● **What is being asked**:
Go through the listing beneath this task and return every line that carries the string "uniformly".

━━━ Records to use

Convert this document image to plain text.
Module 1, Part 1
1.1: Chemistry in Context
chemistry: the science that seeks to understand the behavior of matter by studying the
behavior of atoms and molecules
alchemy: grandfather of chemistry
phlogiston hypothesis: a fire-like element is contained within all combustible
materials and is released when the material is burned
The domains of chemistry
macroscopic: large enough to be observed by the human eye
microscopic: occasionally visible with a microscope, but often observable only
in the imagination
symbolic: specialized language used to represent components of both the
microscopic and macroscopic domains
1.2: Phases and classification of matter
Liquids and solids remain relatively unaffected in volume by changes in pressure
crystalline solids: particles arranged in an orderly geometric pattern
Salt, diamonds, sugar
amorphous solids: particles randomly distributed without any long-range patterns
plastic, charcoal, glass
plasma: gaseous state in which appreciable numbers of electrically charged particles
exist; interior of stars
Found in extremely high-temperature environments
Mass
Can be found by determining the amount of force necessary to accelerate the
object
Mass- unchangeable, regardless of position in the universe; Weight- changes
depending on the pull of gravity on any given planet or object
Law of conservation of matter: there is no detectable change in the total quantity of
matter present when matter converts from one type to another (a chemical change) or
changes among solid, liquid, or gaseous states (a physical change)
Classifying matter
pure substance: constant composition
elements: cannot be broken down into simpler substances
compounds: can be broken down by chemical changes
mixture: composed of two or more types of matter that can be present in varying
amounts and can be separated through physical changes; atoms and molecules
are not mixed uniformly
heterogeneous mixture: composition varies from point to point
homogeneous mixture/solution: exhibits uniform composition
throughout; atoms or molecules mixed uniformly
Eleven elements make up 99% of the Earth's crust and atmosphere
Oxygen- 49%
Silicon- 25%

━━━━━━

● **The reply**:
are not mixed uniformly
throughout; atoms or molecules mixed uniformly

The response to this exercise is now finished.